■ STATED PROBLEM ■
Look for "name" in the listing below. Gather each line that contains it.

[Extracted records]
──────────

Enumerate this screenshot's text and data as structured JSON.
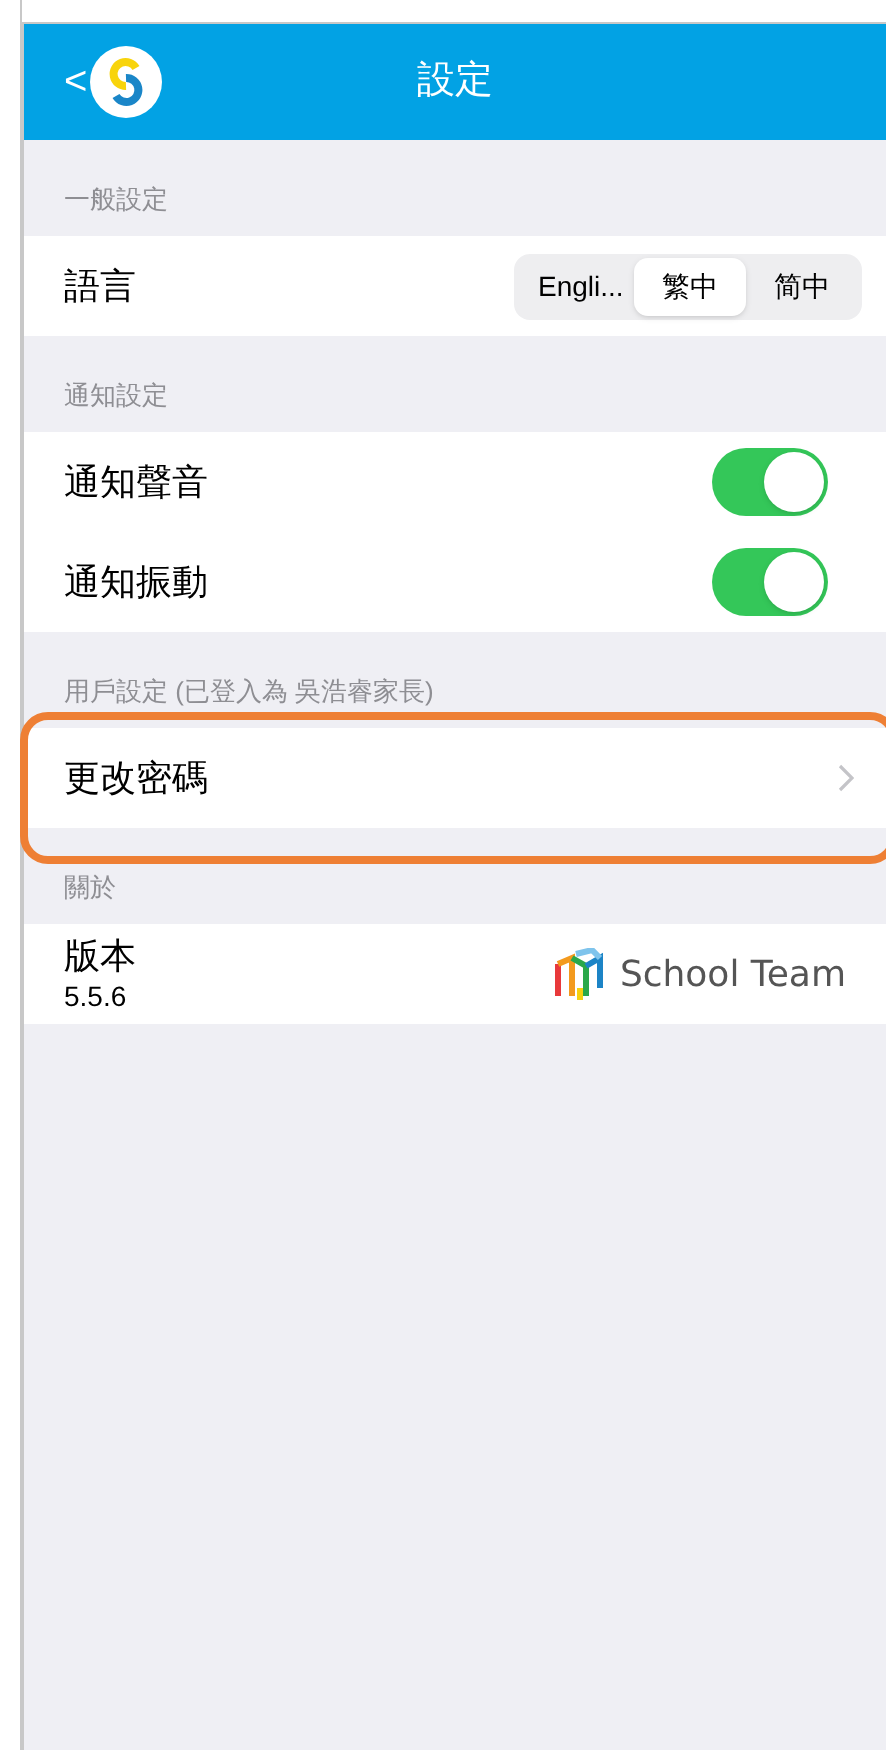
{
  "nav_bar": {
    "back": "<",
    "title": "設定"
  },
  "sections": [
    {
      "header": "一般設定",
      "rows": [
        {
          "kind": "segmented",
          "label": "語言",
          "options": [
            {
              "label": "Engli...",
              "selected": false
            },
            {
              "label": "繁中",
              "selected": true
            },
            {
              "label": "简中",
              "selected": false
            }
          ]
        }
      ]
    },
    {
      "header": "通知設定",
      "rows": [
        {
          "kind": "toggle",
          "label": "通知聲音",
          "on": true
        },
        {
          "kind": "toggle",
          "label": "通知振動",
          "on": true
        }
      ]
    },
    {
      "header": "用戶設定 (已登入為 吳浩睿家長)",
      "rows": [
        {
          "kind": "link",
          "label": "更改密碼",
          "highlighted": true
        }
      ]
    },
    {
      "header": "關於",
      "rows": [
        {
          "kind": "version",
          "label": "版本",
          "value": "5.5.6",
          "brand": "School Team"
        }
      ]
    }
  ]
}
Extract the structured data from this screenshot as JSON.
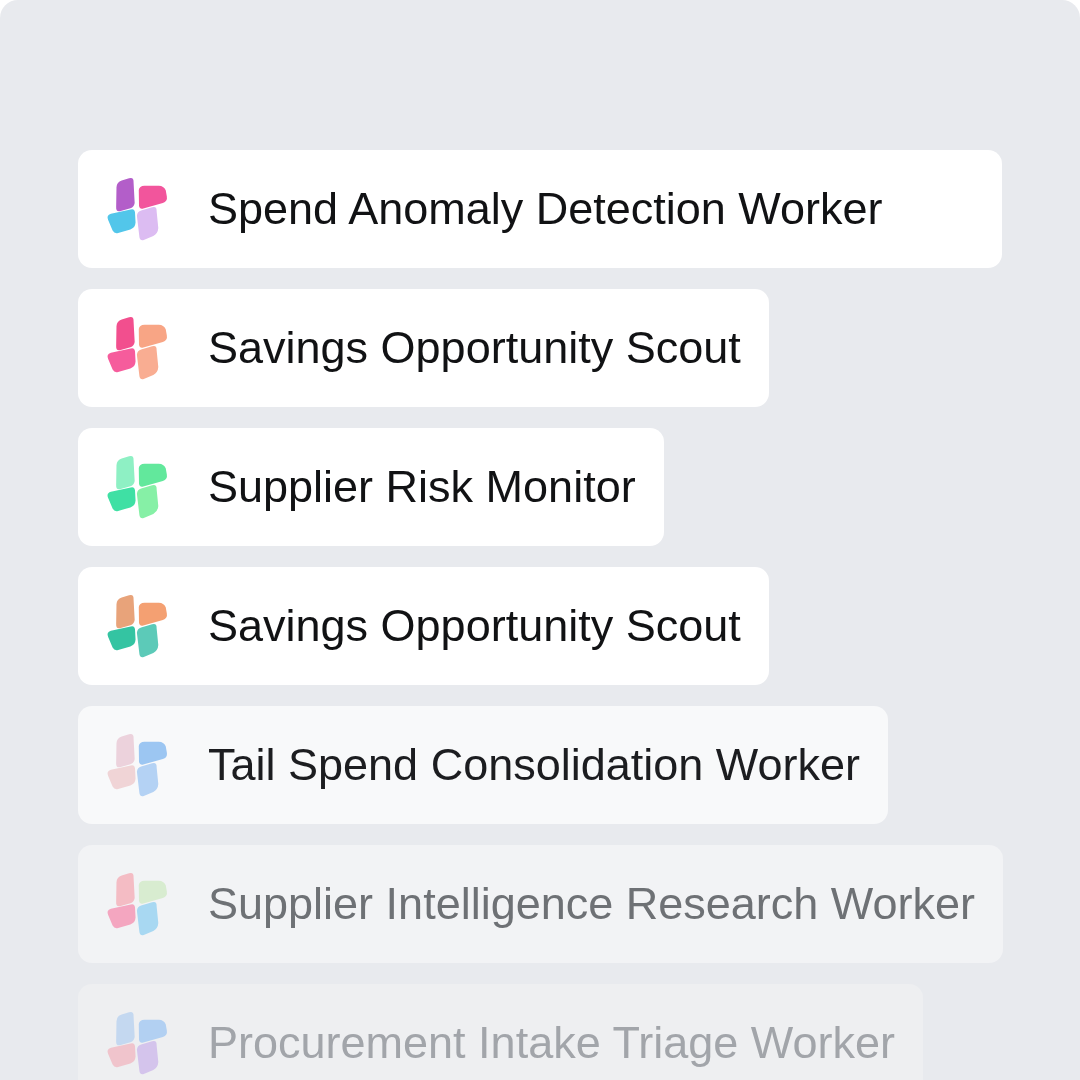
{
  "workers": [
    {
      "name": "Spend Anomaly Detection Worker",
      "petals": [
        {
          "color": "#b35ec9"
        },
        {
          "color": "#f2559c"
        },
        {
          "color": "#dcbcf2"
        },
        {
          "color": "#52c6ea"
        }
      ]
    },
    {
      "name": "Savings Opportunity Scout",
      "petals": [
        {
          "color": "#f24f8e"
        },
        {
          "color": "#f8a585"
        },
        {
          "color": "#f9ad92"
        },
        {
          "color": "#f65c9c"
        }
      ]
    },
    {
      "name": "Supplier Risk Monitor",
      "petals": [
        {
          "color": "#8ef0c4"
        },
        {
          "color": "#62e89c"
        },
        {
          "color": "#86f0a6"
        },
        {
          "color": "#3fe0a4"
        }
      ]
    },
    {
      "name": "Savings Opportunity Scout",
      "petals": [
        {
          "color": "#e8a37a"
        },
        {
          "color": "#f4a072"
        },
        {
          "color": "#5ccab8"
        },
        {
          "color": "#34c4a2"
        }
      ]
    },
    {
      "name": "Tail Spend Consolidation Worker",
      "petals": [
        {
          "color": "#ecd2dc"
        },
        {
          "color": "#9cc6f2"
        },
        {
          "color": "#b4d2f4"
        },
        {
          "color": "#f0d4d6"
        }
      ]
    },
    {
      "name": "Supplier Intelligence Research Worker",
      "petals": [
        {
          "color": "#f4bcc4"
        },
        {
          "color": "#d8ecd0"
        },
        {
          "color": "#a8d8f2"
        },
        {
          "color": "#f4a6c0"
        }
      ]
    },
    {
      "name": "Procurement Intake Triage Worker",
      "petals": [
        {
          "color": "#c4d8f0"
        },
        {
          "color": "#b2d0f2"
        },
        {
          "color": "#d4c4ec"
        },
        {
          "color": "#f0c4cc"
        }
      ]
    }
  ]
}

──────────

■ EXPECTED ANSWER ■
      "name": "Spend Anomaly Detection Worker",
      "name": "Savings Opportunity Scout",
      "name": "Supplier Risk Monitor",
      "name": "Savings Opportunity Scout",
      "name": "Tail Spend Consolidation Worker",
      "name": "Supplier Intelligence Research Worker",
      "name": "Procurement Intake Triage Worker",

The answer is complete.